## SHORT TASK
Scan the records below for lines with the word "feed", then state how many you find and nothing else.

Saved data entries:
※ ※ ※

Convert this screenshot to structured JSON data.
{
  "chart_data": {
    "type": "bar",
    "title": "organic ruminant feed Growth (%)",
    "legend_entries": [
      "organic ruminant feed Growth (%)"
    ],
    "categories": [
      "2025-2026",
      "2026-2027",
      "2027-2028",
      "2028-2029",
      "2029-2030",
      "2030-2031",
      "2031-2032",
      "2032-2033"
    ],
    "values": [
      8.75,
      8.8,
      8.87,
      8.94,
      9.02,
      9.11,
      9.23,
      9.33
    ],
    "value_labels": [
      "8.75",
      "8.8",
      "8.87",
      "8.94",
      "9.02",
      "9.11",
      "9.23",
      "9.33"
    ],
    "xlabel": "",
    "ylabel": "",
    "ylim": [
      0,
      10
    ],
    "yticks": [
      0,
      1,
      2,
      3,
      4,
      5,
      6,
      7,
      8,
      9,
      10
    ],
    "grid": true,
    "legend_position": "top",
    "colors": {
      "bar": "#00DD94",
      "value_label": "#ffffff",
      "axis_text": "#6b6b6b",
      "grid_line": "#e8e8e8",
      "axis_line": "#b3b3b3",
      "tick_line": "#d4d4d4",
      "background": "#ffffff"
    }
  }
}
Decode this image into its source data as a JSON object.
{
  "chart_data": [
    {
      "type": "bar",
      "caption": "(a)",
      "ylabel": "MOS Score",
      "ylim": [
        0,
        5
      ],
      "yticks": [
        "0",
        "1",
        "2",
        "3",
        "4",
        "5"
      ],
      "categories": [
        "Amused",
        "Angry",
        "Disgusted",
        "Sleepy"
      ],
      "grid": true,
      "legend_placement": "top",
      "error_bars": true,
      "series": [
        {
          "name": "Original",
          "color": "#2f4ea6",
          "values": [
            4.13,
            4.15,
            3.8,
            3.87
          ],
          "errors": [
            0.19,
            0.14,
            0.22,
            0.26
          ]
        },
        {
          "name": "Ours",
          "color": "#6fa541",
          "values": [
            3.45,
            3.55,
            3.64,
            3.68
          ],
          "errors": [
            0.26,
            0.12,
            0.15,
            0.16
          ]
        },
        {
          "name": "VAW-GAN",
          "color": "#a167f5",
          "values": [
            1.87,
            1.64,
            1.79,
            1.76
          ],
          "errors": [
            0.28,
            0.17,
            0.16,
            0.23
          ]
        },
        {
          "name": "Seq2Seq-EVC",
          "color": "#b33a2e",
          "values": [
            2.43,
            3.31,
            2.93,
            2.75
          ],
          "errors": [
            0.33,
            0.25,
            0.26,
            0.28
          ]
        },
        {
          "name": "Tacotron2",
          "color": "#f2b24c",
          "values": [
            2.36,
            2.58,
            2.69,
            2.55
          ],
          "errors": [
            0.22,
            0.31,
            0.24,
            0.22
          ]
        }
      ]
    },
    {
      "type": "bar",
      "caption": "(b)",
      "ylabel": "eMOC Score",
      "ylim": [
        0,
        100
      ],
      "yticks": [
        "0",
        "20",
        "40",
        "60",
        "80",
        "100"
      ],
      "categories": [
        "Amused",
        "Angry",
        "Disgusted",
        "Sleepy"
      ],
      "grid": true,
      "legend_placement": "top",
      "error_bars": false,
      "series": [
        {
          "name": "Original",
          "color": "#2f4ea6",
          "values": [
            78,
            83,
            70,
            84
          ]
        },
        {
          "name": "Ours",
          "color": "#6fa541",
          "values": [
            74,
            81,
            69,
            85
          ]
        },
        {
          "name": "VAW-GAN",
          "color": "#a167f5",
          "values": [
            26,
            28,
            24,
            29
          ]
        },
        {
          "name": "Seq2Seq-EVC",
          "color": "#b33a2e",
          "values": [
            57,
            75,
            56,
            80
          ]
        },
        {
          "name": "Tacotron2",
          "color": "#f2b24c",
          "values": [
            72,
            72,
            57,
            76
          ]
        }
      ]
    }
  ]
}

※ ※ ※

## ANSWER
2